*ENTRIES SHOWN*
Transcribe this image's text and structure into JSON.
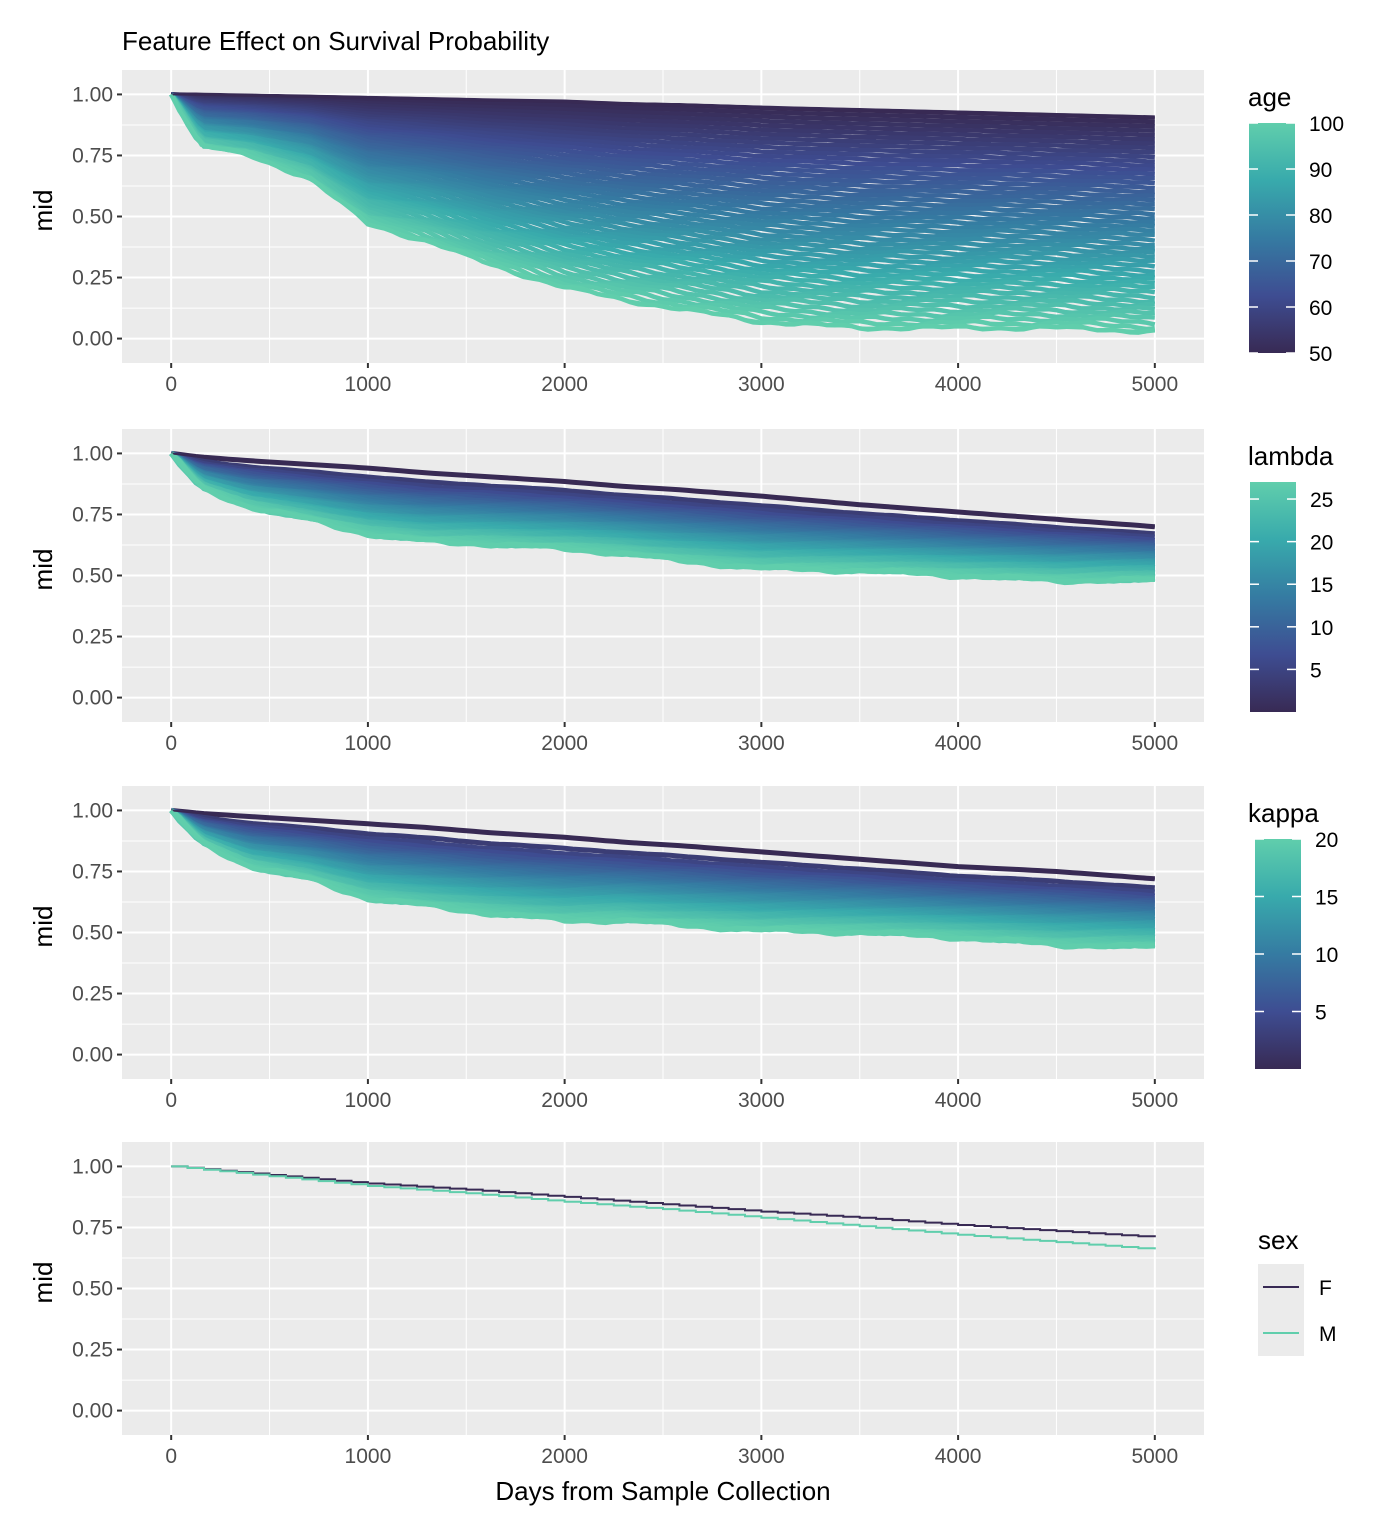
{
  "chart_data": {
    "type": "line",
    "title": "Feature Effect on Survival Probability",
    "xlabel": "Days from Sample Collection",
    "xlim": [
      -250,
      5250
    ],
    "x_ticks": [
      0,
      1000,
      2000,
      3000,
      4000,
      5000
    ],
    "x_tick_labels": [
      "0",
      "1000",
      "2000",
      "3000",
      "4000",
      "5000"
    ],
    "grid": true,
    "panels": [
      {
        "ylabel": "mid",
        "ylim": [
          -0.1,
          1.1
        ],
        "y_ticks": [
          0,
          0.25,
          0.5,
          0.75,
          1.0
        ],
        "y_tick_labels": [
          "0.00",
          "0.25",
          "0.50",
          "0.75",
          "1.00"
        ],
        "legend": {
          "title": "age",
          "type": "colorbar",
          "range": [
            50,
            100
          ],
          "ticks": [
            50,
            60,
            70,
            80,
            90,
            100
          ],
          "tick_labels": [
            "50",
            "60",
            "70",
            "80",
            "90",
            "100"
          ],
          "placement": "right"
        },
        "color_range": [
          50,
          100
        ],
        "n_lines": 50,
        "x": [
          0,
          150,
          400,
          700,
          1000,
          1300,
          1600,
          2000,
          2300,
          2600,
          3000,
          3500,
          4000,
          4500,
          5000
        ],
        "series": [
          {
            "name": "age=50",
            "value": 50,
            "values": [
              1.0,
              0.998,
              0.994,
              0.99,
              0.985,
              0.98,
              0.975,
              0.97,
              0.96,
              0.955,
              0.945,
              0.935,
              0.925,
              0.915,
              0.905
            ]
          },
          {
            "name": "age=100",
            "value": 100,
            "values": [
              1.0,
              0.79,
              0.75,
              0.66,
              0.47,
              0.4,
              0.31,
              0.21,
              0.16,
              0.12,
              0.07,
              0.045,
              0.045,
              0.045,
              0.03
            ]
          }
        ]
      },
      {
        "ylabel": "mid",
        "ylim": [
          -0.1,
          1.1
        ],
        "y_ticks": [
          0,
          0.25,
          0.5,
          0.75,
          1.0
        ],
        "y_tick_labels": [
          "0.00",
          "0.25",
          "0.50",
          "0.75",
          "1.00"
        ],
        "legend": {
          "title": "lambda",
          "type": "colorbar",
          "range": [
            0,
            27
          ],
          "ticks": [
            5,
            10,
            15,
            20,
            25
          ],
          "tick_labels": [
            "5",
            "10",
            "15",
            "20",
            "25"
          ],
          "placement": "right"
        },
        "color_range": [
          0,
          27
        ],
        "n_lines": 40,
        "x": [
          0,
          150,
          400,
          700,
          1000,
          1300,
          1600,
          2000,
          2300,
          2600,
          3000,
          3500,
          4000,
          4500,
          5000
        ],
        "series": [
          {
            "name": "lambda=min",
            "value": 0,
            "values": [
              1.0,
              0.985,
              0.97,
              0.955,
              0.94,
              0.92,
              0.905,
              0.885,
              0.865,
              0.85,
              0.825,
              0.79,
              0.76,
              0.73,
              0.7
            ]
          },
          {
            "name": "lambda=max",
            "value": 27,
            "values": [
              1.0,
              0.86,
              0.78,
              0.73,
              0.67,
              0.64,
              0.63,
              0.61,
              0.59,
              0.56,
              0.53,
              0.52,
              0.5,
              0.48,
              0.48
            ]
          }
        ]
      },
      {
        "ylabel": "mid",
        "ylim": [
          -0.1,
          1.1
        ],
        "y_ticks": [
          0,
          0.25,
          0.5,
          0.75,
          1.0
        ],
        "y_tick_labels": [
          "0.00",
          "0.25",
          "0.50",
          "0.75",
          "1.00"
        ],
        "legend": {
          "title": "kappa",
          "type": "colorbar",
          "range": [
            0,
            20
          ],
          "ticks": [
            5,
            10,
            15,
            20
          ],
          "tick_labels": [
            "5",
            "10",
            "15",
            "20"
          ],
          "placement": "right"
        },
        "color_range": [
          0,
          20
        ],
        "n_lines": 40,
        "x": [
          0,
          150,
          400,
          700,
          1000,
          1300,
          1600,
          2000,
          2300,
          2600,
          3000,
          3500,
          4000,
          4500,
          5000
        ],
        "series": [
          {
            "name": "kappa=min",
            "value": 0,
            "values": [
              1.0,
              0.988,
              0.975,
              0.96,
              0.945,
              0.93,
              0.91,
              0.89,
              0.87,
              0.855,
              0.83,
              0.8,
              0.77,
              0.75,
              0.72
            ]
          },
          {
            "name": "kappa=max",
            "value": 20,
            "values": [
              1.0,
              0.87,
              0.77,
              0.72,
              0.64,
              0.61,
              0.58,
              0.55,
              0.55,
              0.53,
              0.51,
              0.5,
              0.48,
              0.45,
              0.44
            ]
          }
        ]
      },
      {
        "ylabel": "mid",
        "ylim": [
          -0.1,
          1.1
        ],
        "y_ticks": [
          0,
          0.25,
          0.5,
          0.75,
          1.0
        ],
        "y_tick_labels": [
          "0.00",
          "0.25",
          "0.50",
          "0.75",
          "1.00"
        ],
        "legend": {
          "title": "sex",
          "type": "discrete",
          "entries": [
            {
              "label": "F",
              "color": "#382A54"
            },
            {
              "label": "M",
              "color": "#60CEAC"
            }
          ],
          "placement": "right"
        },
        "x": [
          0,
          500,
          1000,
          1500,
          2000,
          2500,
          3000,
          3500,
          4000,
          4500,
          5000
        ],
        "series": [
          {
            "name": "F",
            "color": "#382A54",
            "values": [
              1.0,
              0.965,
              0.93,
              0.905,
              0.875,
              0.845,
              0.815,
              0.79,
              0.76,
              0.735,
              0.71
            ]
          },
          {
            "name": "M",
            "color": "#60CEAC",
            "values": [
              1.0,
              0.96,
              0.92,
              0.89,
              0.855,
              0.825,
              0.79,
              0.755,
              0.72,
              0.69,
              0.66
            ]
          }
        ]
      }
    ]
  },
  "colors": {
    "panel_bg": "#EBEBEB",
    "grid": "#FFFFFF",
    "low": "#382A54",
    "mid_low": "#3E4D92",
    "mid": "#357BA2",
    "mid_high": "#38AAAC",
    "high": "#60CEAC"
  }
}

*SET EXERCISE*
Each line in the listing above that contains "name" should be copied.

*FULL ANSWER*
            "name": "age=50",
            "name": "age=100",
            "name": "lambda=min",
            "name": "lambda=max",
            "name": "kappa=min",
            "name": "kappa=max",
            "name": "F",
            "name": "M",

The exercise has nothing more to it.